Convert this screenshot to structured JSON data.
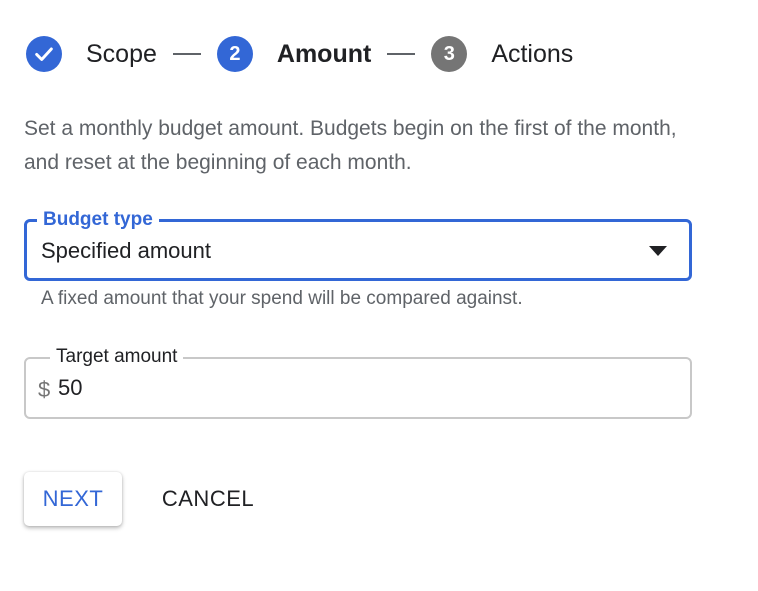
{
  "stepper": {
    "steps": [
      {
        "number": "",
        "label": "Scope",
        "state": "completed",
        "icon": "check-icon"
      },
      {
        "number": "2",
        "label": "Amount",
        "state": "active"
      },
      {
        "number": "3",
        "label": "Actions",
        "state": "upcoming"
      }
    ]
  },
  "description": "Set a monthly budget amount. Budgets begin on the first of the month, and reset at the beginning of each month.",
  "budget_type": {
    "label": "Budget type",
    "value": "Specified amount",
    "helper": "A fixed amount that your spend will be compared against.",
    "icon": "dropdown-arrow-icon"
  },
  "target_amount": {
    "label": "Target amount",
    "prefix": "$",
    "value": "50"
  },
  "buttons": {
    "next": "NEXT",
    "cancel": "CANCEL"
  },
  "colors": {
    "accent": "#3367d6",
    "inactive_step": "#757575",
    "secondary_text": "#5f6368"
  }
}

------------------------------------------------------------

STATED EXERCISE :: Transcribe the records above exactly, leaving out every picture.

RESULT ::
Convert this screenshot to structured JSON data.
{
  "stepper": {
    "steps": [
      {
        "number": "",
        "label": "Scope",
        "state": "completed",
        "icon": "check-icon"
      },
      {
        "number": "2",
        "label": "Amount",
        "state": "active"
      },
      {
        "number": "3",
        "label": "Actions",
        "state": "upcoming"
      }
    ]
  },
  "description": "Set a monthly budget amount. Budgets begin on the first of the month, and reset at the beginning of each month.",
  "budget_type": {
    "label": "Budget type",
    "value": "Specified amount",
    "helper": "A fixed amount that your spend will be compared against.",
    "icon": "dropdown-arrow-icon"
  },
  "target_amount": {
    "label": "Target amount",
    "prefix": "$",
    "value": "50"
  },
  "buttons": {
    "next": "NEXT",
    "cancel": "CANCEL"
  },
  "colors": {
    "accent": "#3367d6",
    "inactive_step": "#757575",
    "secondary_text": "#5f6368"
  }
}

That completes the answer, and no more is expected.